What you need to do: All of the entries must be reproduced exactly, with no images carried over.

------ Exercise material

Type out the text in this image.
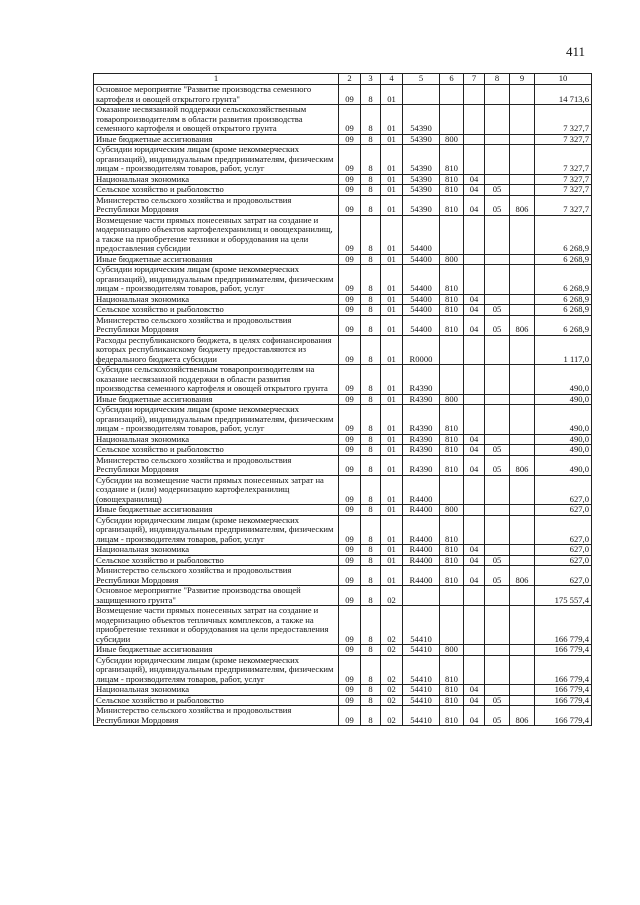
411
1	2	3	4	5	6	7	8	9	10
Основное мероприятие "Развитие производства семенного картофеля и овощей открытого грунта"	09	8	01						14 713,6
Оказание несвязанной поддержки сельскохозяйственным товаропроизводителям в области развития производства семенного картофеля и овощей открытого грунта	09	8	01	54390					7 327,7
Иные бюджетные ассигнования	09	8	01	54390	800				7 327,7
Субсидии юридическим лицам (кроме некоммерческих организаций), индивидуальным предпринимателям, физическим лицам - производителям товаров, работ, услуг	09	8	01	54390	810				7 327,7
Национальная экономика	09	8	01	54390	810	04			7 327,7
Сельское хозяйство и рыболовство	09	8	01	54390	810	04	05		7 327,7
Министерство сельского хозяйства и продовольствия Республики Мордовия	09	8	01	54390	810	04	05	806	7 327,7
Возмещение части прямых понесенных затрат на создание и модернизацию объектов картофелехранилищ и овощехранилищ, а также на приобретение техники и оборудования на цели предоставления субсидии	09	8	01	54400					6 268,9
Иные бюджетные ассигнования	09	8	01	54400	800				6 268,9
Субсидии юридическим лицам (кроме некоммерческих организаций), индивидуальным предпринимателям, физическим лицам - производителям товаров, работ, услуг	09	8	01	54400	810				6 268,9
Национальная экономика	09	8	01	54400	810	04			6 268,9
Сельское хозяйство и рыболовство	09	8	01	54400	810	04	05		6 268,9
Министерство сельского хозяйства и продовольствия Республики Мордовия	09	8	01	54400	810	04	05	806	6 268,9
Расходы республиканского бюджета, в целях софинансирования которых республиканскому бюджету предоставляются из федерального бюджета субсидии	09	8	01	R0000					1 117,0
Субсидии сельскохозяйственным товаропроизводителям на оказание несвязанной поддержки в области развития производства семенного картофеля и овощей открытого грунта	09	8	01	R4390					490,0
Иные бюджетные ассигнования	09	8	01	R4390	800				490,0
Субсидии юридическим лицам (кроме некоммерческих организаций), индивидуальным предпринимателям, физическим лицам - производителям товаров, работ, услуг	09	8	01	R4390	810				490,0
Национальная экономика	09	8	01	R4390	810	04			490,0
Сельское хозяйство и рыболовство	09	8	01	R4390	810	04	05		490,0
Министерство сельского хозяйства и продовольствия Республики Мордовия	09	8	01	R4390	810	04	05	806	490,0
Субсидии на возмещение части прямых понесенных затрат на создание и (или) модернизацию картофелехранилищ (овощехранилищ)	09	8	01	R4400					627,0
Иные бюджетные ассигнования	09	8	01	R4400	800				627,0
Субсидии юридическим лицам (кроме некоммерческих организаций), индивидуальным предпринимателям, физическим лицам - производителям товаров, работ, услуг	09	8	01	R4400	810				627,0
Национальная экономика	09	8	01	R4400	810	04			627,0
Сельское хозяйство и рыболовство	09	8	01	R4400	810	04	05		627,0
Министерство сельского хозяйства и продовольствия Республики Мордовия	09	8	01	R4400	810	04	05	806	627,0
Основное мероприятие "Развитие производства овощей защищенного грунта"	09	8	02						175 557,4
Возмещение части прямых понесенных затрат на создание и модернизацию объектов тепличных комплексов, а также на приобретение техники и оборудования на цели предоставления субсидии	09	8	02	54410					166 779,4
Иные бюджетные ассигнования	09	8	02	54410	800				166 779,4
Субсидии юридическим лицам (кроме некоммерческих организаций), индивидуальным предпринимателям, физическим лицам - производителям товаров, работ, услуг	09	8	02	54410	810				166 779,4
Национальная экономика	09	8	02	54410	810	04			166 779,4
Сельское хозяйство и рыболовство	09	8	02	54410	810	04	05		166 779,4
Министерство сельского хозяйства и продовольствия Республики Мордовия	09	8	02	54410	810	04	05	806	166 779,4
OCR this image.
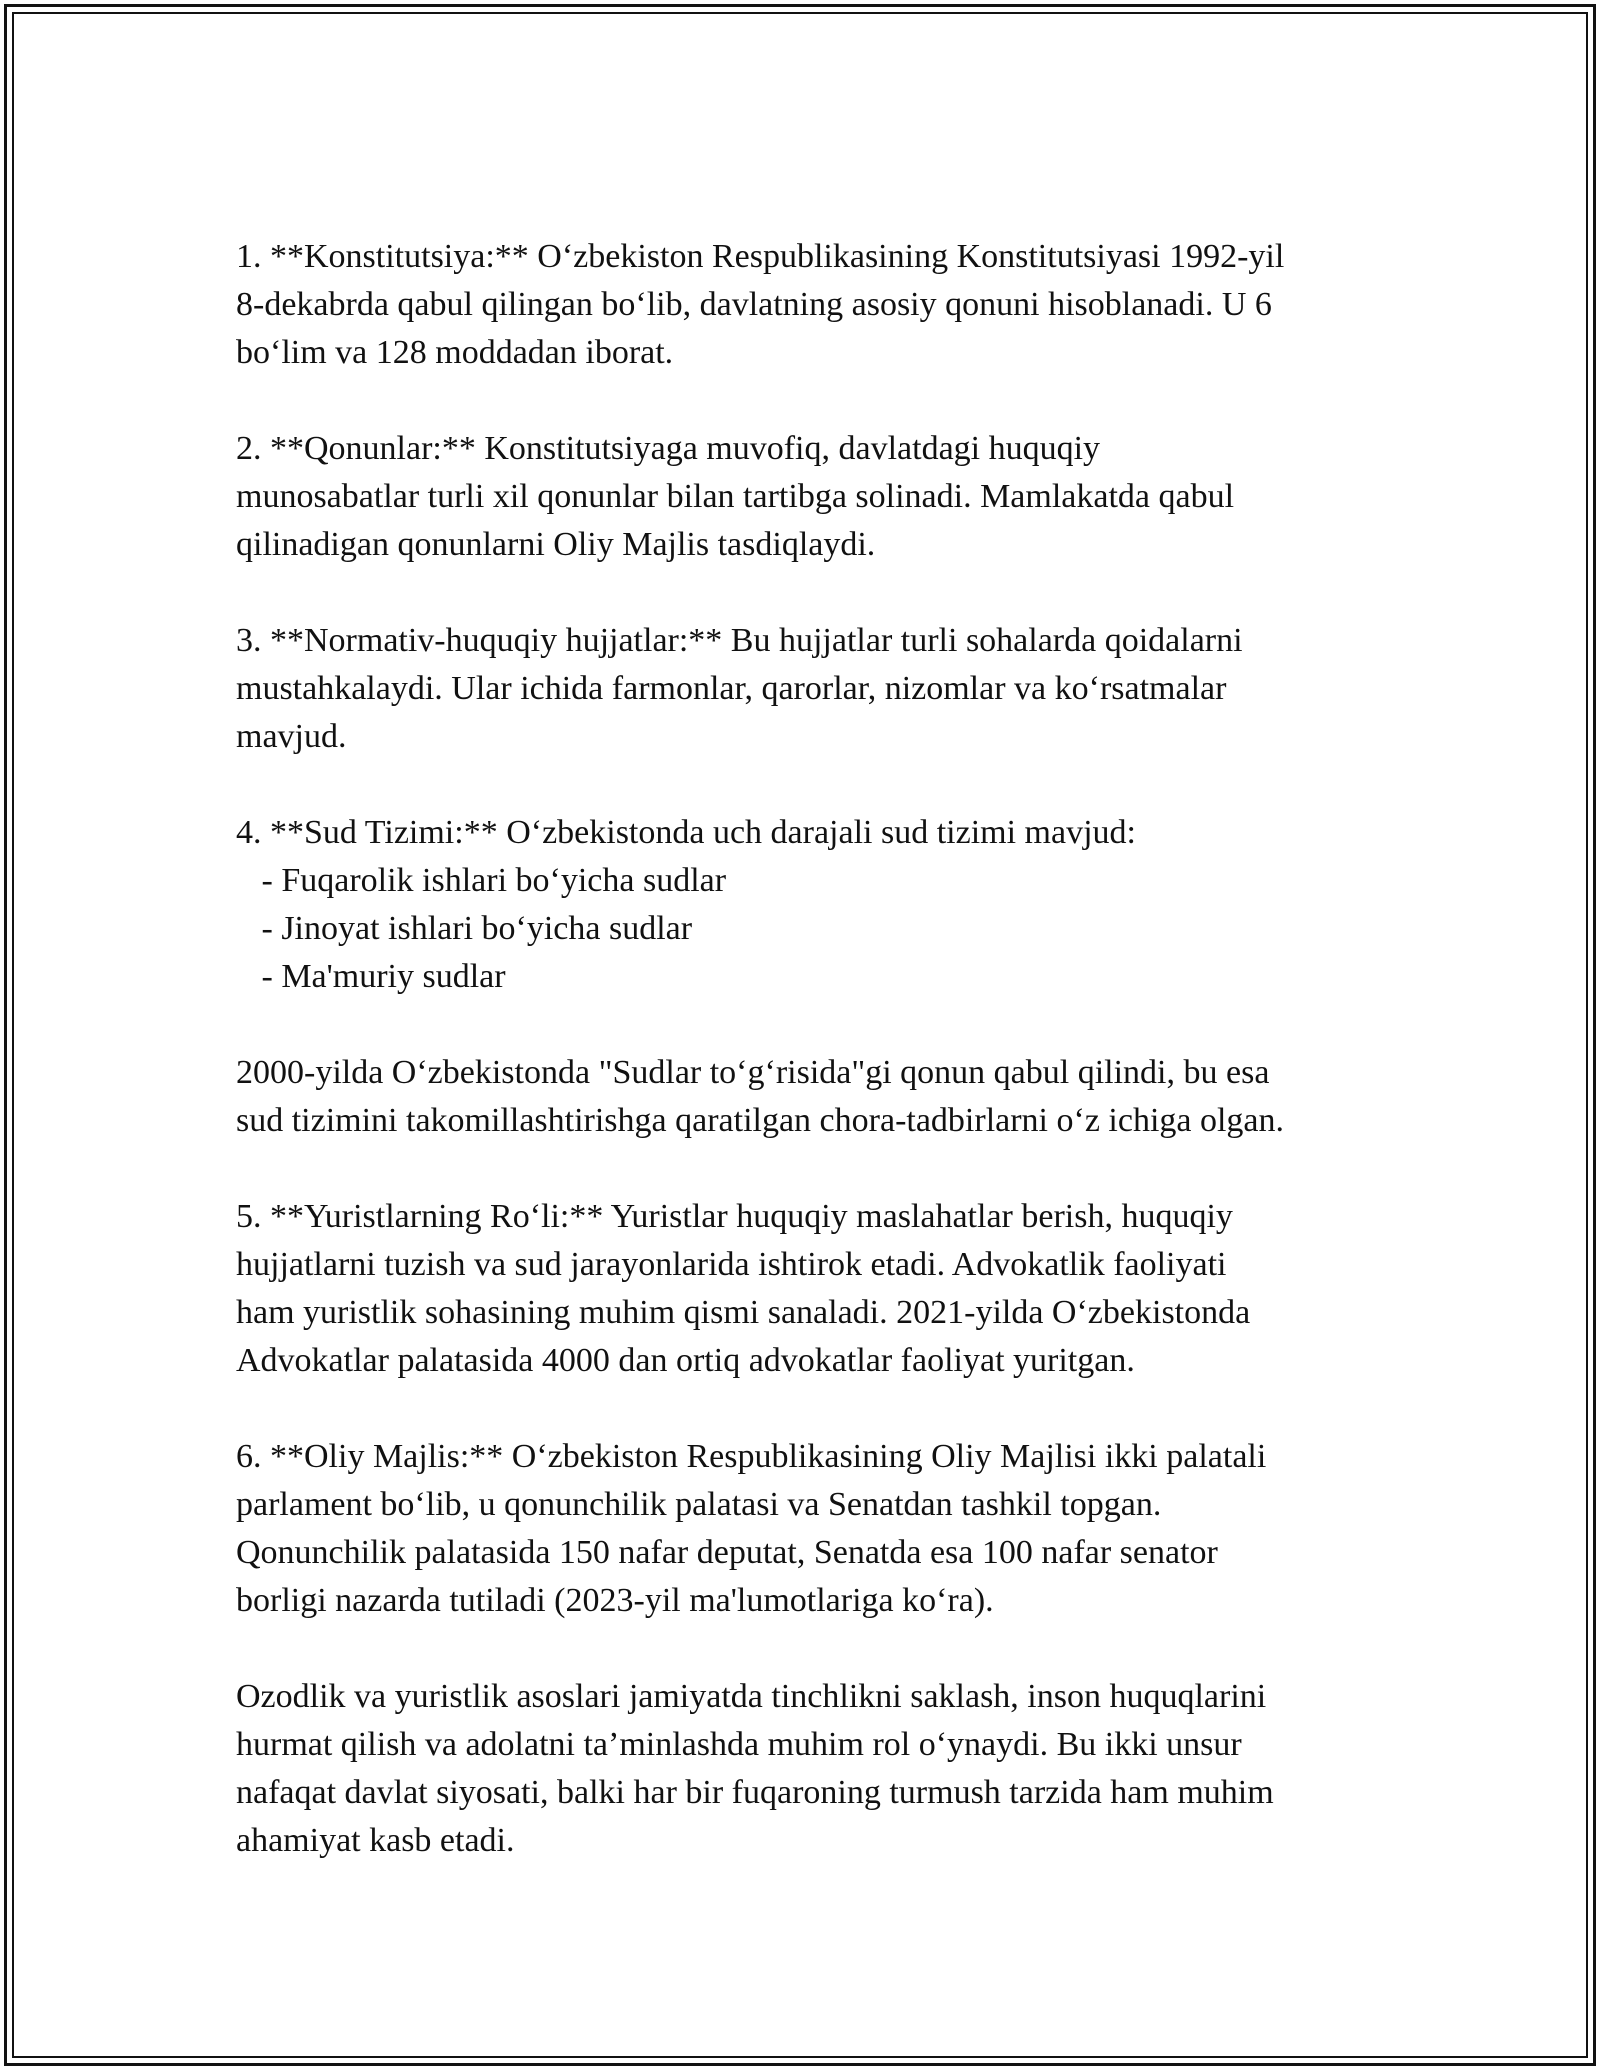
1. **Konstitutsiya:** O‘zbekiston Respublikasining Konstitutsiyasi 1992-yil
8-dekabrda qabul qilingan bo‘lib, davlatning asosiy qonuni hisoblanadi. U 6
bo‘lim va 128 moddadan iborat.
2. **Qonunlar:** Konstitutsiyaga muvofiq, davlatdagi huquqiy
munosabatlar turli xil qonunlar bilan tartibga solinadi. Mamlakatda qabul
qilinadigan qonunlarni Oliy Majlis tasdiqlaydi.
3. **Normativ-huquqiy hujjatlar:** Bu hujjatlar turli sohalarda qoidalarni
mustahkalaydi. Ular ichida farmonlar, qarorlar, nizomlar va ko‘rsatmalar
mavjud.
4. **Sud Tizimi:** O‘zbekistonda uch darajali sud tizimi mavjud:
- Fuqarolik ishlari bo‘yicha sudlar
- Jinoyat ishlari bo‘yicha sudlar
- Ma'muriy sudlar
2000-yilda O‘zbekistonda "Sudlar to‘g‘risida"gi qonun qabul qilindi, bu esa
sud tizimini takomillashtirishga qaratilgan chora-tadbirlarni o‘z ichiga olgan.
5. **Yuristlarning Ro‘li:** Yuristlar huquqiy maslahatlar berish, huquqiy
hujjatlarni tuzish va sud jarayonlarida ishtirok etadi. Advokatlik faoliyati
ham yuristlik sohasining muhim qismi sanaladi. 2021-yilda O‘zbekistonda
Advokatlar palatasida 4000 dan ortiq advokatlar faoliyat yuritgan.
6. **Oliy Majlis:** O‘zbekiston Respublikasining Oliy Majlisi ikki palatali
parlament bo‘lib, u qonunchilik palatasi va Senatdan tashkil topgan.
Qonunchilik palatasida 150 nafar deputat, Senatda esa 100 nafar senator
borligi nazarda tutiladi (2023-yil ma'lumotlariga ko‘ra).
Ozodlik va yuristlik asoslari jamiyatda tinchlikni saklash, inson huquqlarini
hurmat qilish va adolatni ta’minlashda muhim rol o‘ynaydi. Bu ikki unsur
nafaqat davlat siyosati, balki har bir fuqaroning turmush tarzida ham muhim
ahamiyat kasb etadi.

------------

Exercise answer:
Type out the text in this image.
411
1	2	3	4	5	6	7	8	9	10
Основное мероприятие "Развитие производства семенного картофеля и овощей открытого грунта"	09	8	01						14 713,6
Оказание несвязанной поддержки сельскохозяйственным товаропроизводителям в области развития производства семенного картофеля и овощей открытого грунта	09	8	01	54390					7 327,7
Иные бюджетные ассигнования	09	8	01	54390	800				7 327,7
Субсидии юридическим лицам (кроме некоммерческих организаций), индивидуальным предпринимателям, физическим лицам - производителям товаров, работ, услуг	09	8	01	54390	810				7 327,7
Национальная экономика	09	8	01	54390	810	04			7 327,7
Сельское хозяйство и рыболовство	09	8	01	54390	810	04	05		7 327,7
Министерство сельского хозяйства и продовольствия Республики Мордовия	09	8	01	54390	810	04	05	806	7 327,7
Возмещение части прямых понесенных затрат на создание и модернизацию объектов картофелехранилищ и овощехранилищ, а также на приобретение техники и оборудования на цели предоставления субсидии	09	8	01	54400					6 268,9
Иные бюджетные ассигнования	09	8	01	54400	800				6 268,9
Субсидии юридическим лицам (кроме некоммерческих организаций), индивидуальным предпринимателям, физическим лицам - производителям товаров, работ, услуг	09	8	01	54400	810				6 268,9
Национальная экономика	09	8	01	54400	810	04			6 268,9
Сельское хозяйство и рыболовство	09	8	01	54400	810	04	05		6 268,9
Министерство сельского хозяйства и продовольствия Республики Мордовия	09	8	01	54400	810	04	05	806	6 268,9
Расходы республиканского бюджета, в целях софинансирования которых республиканскому бюджету предоставляются из федерального бюджета субсидии	09	8	01	R0000					1 117,0
Субсидии сельскохозяйственным товаропроизводителям на оказание несвязанной поддержки в области развития производства семенного картофеля и овощей открытого грунта	09	8	01	R4390					490,0
Иные бюджетные ассигнования	09	8	01	R4390	800				490,0
Субсидии юридическим лицам (кроме некоммерческих организаций), индивидуальным предпринимателям, физическим лицам - производителям товаров, работ, услуг	09	8	01	R4390	810				490,0
Национальная экономика	09	8	01	R4390	810	04			490,0
Сельское хозяйство и рыболовство	09	8	01	R4390	810	04	05		490,0
Министерство сельского хозяйства и продовольствия Республики Мордовия	09	8	01	R4390	810	04	05	806	490,0
Субсидии на возмещение части прямых понесенных затрат на создание и (или) модернизацию картофелехранилищ (овощехранилищ)	09	8	01	R4400					627,0
Иные бюджетные ассигнования	09	8	01	R4400	800				627,0
Субсидии юридическим лицам (кроме некоммерческих организаций), индивидуальным предпринимателям, физическим лицам - производителям товаров, работ, услуг	09	8	01	R4400	810				627,0
Национальная экономика	09	8	01	R4400	810	04			627,0
Сельское хозяйство и рыболовство	09	8	01	R4400	810	04	05		627,0
Министерство сельского хозяйства и продовольствия Республики Мордовия	09	8	01	R4400	810	04	05	806	627,0
Основное мероприятие "Развитие производства овощей защищенного грунта"	09	8	02						175 557,4
Возмещение части прямых понесенных затрат на создание и модернизацию объектов тепличных комплексов, а также на приобретение техники и оборудования на цели предоставления субсидии	09	8	02	54410					166 779,4
Иные бюджетные ассигнования	09	8	02	54410	800				166 779,4
Субсидии юридическим лицам (кроме некоммерческих организаций), индивидуальным предпринимателям, физическим лицам - производителям товаров, работ, услуг	09	8	02	54410	810				166 779,4
Национальная экономика	09	8	02	54410	810	04			166 779,4
Сельское хозяйство и рыболовство	09	8	02	54410	810	04	05		166 779,4
Министерство сельского хозяйства и продовольствия Республики Мордовия	09	8	02	54410	810	04	05	806	166 779,4
OCR this image.
1. **Konstitutsiya:** O‘zbekiston Respublikasining Konstitutsiyasi 1992-yil
8-dekabrda qabul qilingan bo‘lib, davlatning asosiy qonuni hisoblanadi. U 6
bo‘lim va 128 moddadan iborat.
2. **Qonunlar:** Konstitutsiyaga muvofiq, davlatdagi huquqiy
munosabatlar turli xil qonunlar bilan tartibga solinadi. Mamlakatda qabul
qilinadigan qonunlarni Oliy Majlis tasdiqlaydi.
3. **Normativ-huquqiy hujjatlar:** Bu hujjatlar turli sohalarda qoidalarni
mustahkalaydi. Ular ichida farmonlar, qarorlar, nizomlar va ko‘rsatmalar
mavjud.
4. **Sud Tizimi:** O‘zbekistonda uch darajali sud tizimi mavjud:
- Fuqarolik ishlari bo‘yicha sudlar
- Jinoyat ishlari bo‘yicha sudlar
- Ma'muriy sudlar
2000-yilda O‘zbekistonda "Sudlar to‘g‘risida"gi qonun qabul qilindi, bu esa
sud tizimini takomillashtirishga qaratilgan chora-tadbirlarni o‘z ichiga olgan.
5. **Yuristlarning Ro‘li:** Yuristlar huquqiy maslahatlar berish, huquqiy
hujjatlarni tuzish va sud jarayonlarida ishtirok etadi. Advokatlik faoliyati
ham yuristlik sohasining muhim qismi sanaladi. 2021-yilda O‘zbekistonda
Advokatlar palatasida 4000 dan ortiq advokatlar faoliyat yuritgan.
6. **Oliy Majlis:** O‘zbekiston Respublikasining Oliy Majlisi ikki palatali
parlament bo‘lib, u qonunchilik palatasi va Senatdan tashkil topgan.
Qonunchilik palatasida 150 nafar deputat, Senatda esa 100 nafar senator
borligi nazarda tutiladi (2023-yil ma'lumotlariga ko‘ra).
Ozodlik va yuristlik asoslari jamiyatda tinchlikni saklash, inson huquqlarini
hurmat qilish va adolatni ta’minlashda muhim rol o‘ynaydi. Bu ikki unsur
nafaqat davlat siyosati, balki har bir fuqaroning turmush tarzida ham muhim
ahamiyat kasb etadi.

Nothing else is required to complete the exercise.